[start]

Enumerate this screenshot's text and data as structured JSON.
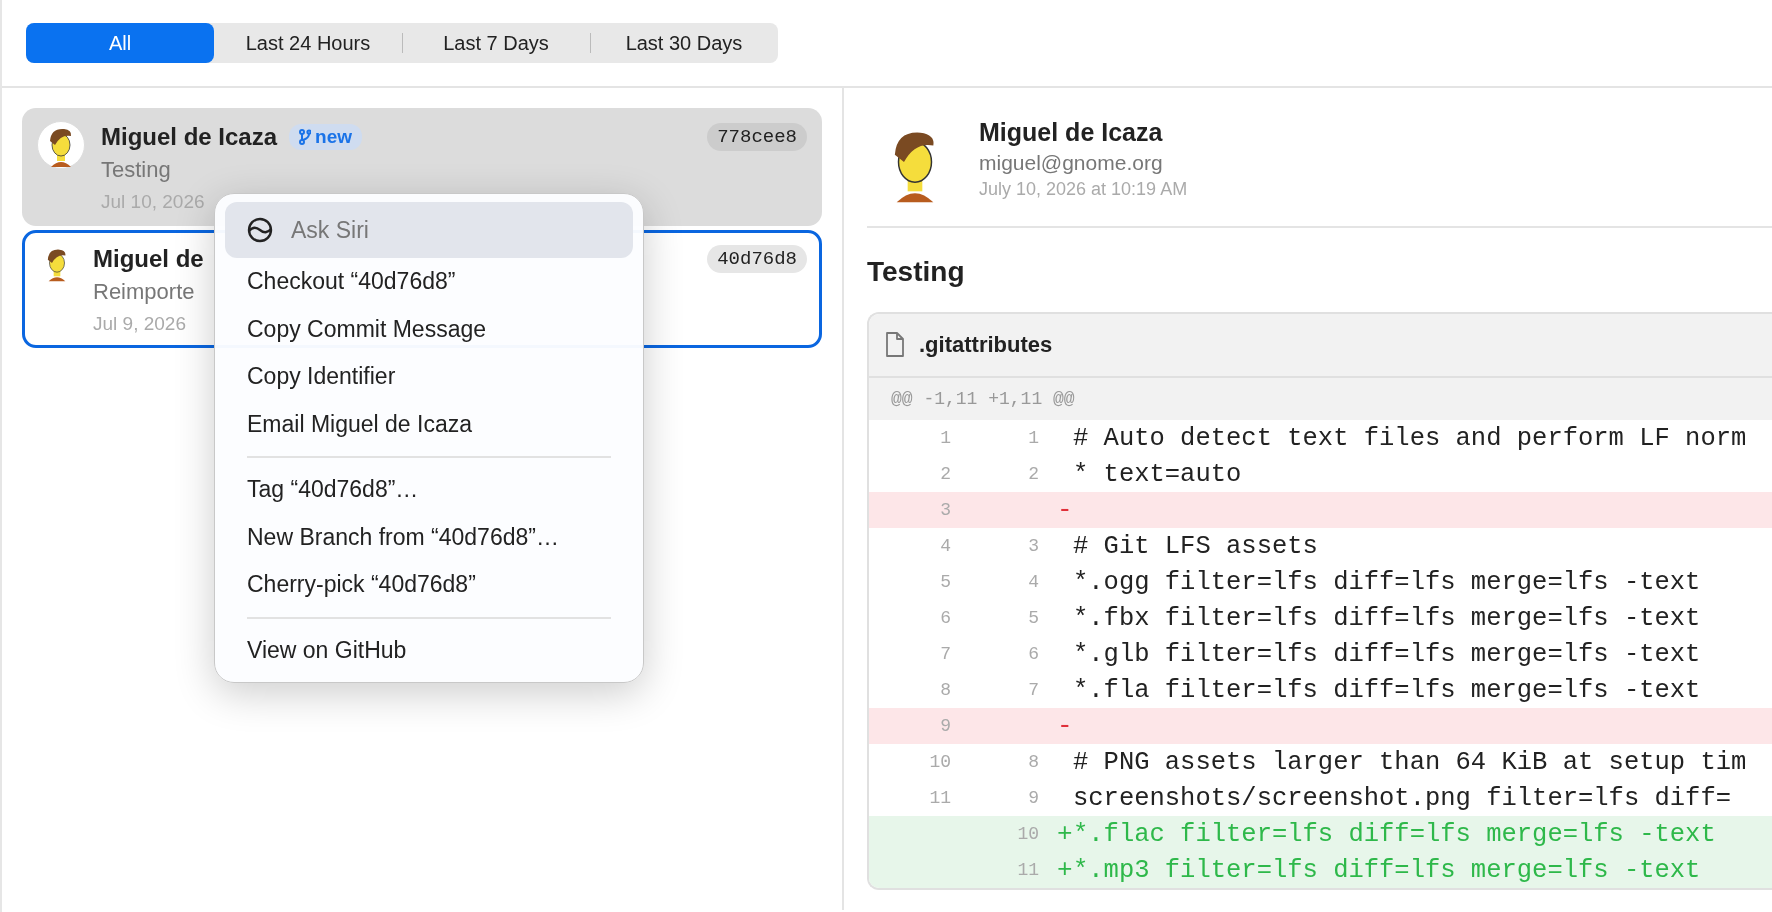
{
  "filter_tabs": [
    {
      "label": "All",
      "selected": true
    },
    {
      "label": "Last 24 Hours",
      "selected": false
    },
    {
      "label": "Last 7 Days",
      "selected": false
    },
    {
      "label": "Last 30 Days",
      "selected": false
    }
  ],
  "commits": [
    {
      "author": "Miguel de Icaza",
      "branch": "new",
      "message": "Testing",
      "date": "Jul 10, 2026",
      "hash": "778cee8",
      "selected": true,
      "focused": false
    },
    {
      "author": "Miguel de",
      "message": "Reimporte",
      "date": "Jul 9, 2026",
      "hash": "40d76d8",
      "selected": false,
      "focused": true
    }
  ],
  "context_menu": {
    "groups": [
      [
        {
          "kind": "siri",
          "label": "Ask Siri",
          "selected": true
        },
        {
          "kind": "command",
          "label": "Checkout “40d76d8”",
          "selected": false
        },
        {
          "kind": "command",
          "label": "Copy Commit Message",
          "selected": false
        },
        {
          "kind": "command",
          "label": "Copy Identifier",
          "selected": false
        },
        {
          "kind": "command",
          "label": "Email Miguel de Icaza",
          "selected": false
        }
      ],
      [
        {
          "kind": "command",
          "label": "Tag “40d76d8”…",
          "selected": false
        },
        {
          "kind": "command",
          "label": "New Branch from “40d76d8”…",
          "selected": false
        },
        {
          "kind": "command",
          "label": "Cherry-pick “40d76d8”",
          "selected": false
        }
      ],
      [
        {
          "kind": "command",
          "label": "View on GitHub",
          "selected": false
        }
      ]
    ]
  },
  "detail": {
    "author": "Miguel de Icaza",
    "email": "miguel@gnome.org",
    "date": "July 10, 2026 at 10:19 AM",
    "title": "Testing",
    "file": {
      "name": ".gitattributes",
      "hunk": "@@ -1,11 +1,11 @@",
      "lines": [
        {
          "kind": "context",
          "old": "1",
          "new": "1",
          "text": "# Auto detect text files and perform LF norm"
        },
        {
          "kind": "context",
          "old": "2",
          "new": "2",
          "text": "* text=auto"
        },
        {
          "kind": "removed",
          "old": "3",
          "prefix": "-"
        },
        {
          "kind": "context",
          "old": "4",
          "new": "3",
          "text": "# Git LFS assets"
        },
        {
          "kind": "context",
          "old": "5",
          "new": "4",
          "text": "*.ogg filter=lfs diff=lfs merge=lfs -text"
        },
        {
          "kind": "context",
          "old": "6",
          "new": "5",
          "text": "*.fbx filter=lfs diff=lfs merge=lfs -text"
        },
        {
          "kind": "context",
          "old": "7",
          "new": "6",
          "text": "*.glb filter=lfs diff=lfs merge=lfs -text"
        },
        {
          "kind": "context",
          "old": "8",
          "new": "7",
          "text": "*.fla filter=lfs diff=lfs merge=lfs -text"
        },
        {
          "kind": "removed",
          "old": "9",
          "prefix": "-"
        },
        {
          "kind": "context",
          "old": "10",
          "new": "8",
          "text": "# PNG assets larger than 64 KiB at setup tim"
        },
        {
          "kind": "context",
          "old": "11",
          "new": "9",
          "text": "screenshots/screenshot.png filter=lfs diff="
        },
        {
          "kind": "added",
          "new": "10",
          "prefix": "+",
          "text": "*.flac filter=lfs diff=lfs merge=lfs -text"
        },
        {
          "kind": "added",
          "new": "11",
          "prefix": "+",
          "text": "*.mp3 filter=lfs diff=lfs merge=lfs -text"
        }
      ]
    }
  }
}
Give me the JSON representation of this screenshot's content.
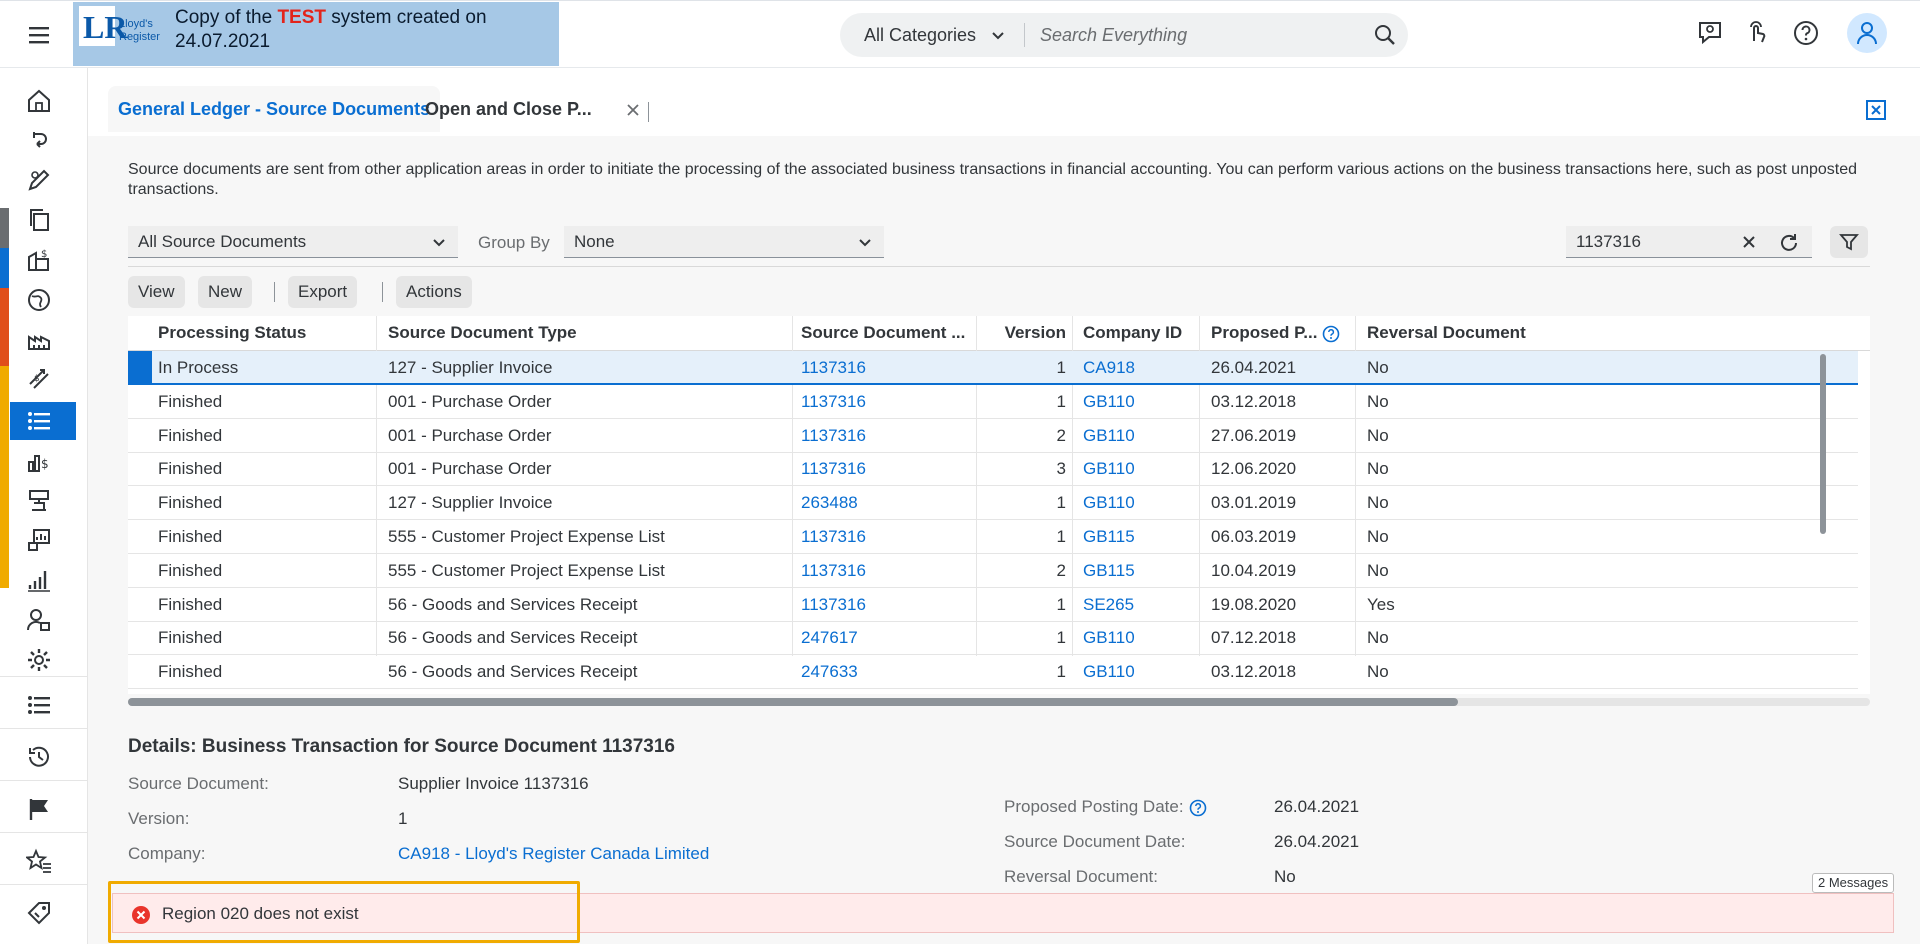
{
  "shell": {
    "banner": {
      "line1_prefix": "Copy of the ",
      "line1_highlight": "TEST",
      "line1_suffix": " system created on",
      "line2": "24.07.2021",
      "logo_text_1": "Lloyd's",
      "logo_text_2": "Register"
    },
    "search": {
      "category": "All Categories",
      "placeholder": "Search Everything"
    }
  },
  "tabs": [
    {
      "label": "General Ledger - Source Documents"
    },
    {
      "label": "Open and Close P..."
    }
  ],
  "page": {
    "description": "Source documents are sent from other application areas in order to initiate the processing of the associated business transactions in financial accounting. You can perform various actions on the business transactions here, such as post unposted transactions.",
    "source_select": "All Source Documents",
    "group_by_label": "Group By",
    "group_by_value": "None",
    "filter_value": "1137316"
  },
  "toolbar": {
    "view": "View",
    "new": "New",
    "export": "Export",
    "actions": "Actions"
  },
  "table": {
    "headers": [
      "Processing Status",
      "Source Document Type",
      "Source Document ...",
      "Version",
      "Company ID",
      "Proposed P...",
      "Reversal Document"
    ],
    "rows": [
      {
        "status": "In Process",
        "type": "127 - Supplier Invoice",
        "doc": "1137316",
        "version": "1",
        "company": "CA918",
        "date": "26.04.2021",
        "reversal": "No"
      },
      {
        "status": "Finished",
        "type": "001 - Purchase Order",
        "doc": "1137316",
        "version": "1",
        "company": "GB110",
        "date": "03.12.2018",
        "reversal": "No"
      },
      {
        "status": "Finished",
        "type": "001 - Purchase Order",
        "doc": "1137316",
        "version": "2",
        "company": "GB110",
        "date": "27.06.2019",
        "reversal": "No"
      },
      {
        "status": "Finished",
        "type": "001 - Purchase Order",
        "doc": "1137316",
        "version": "3",
        "company": "GB110",
        "date": "12.06.2020",
        "reversal": "No"
      },
      {
        "status": "Finished",
        "type": "127 - Supplier Invoice",
        "doc": "263488",
        "version": "1",
        "company": "GB110",
        "date": "03.01.2019",
        "reversal": "No"
      },
      {
        "status": "Finished",
        "type": "555 - Customer Project Expense List",
        "doc": "1137316",
        "version": "1",
        "company": "GB115",
        "date": "06.03.2019",
        "reversal": "No"
      },
      {
        "status": "Finished",
        "type": "555 - Customer Project Expense List",
        "doc": "1137316",
        "version": "2",
        "company": "GB115",
        "date": "10.04.2019",
        "reversal": "No"
      },
      {
        "status": "Finished",
        "type": "56 - Goods and Services Receipt",
        "doc": "1137316",
        "version": "1",
        "company": "SE265",
        "date": "19.08.2020",
        "reversal": "Yes"
      },
      {
        "status": "Finished",
        "type": "56 - Goods and Services Receipt",
        "doc": "247617",
        "version": "1",
        "company": "GB110",
        "date": "07.12.2018",
        "reversal": "No"
      },
      {
        "status": "Finished",
        "type": "56 - Goods and Services Receipt",
        "doc": "247633",
        "version": "1",
        "company": "GB110",
        "date": "03.12.2018",
        "reversal": "No"
      }
    ]
  },
  "details": {
    "title": "Details: Business Transaction for Source Document 1137316",
    "source_document_label": "Source Document:",
    "source_document_value": "Supplier Invoice 1137316",
    "version_label": "Version:",
    "version_value": "1",
    "company_label": "Company:",
    "company_value": "CA918 - Lloyd's Register Canada Limited",
    "posting_date_label": "Proposed Posting Date:",
    "posting_date_value": "26.04.2021",
    "source_date_label": "Source Document Date:",
    "source_date_value": "26.04.2021",
    "reversal_label": "Reversal Document:",
    "reversal_value": "No"
  },
  "messages": {
    "error_text": "Region 020 does not exist",
    "count_label": "2 Messages"
  },
  "colors": {
    "accent": "#0a6ed1",
    "banner_bg": "#a6c8e6",
    "error": "#e9342b",
    "highlight_frame": "#f0ab00"
  },
  "sidebar_icons": [
    "home-icon",
    "refresh-icon",
    "edit-icon",
    "copy-icon",
    "billing-icon",
    "globe-icon",
    "factory-icon",
    "exchange-icon",
    "list-icon",
    "money-icon",
    "cost-icon",
    "chart-icon",
    "bar-chart-icon",
    "user-lock-icon",
    "settings-icon",
    "list-icon",
    "history-icon",
    "flag-icon",
    "favorites-icon",
    "tag-icon"
  ]
}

[end]

Objective —
Each line above that includes "title" counts once; state the total and nothing more.

Finished task —
2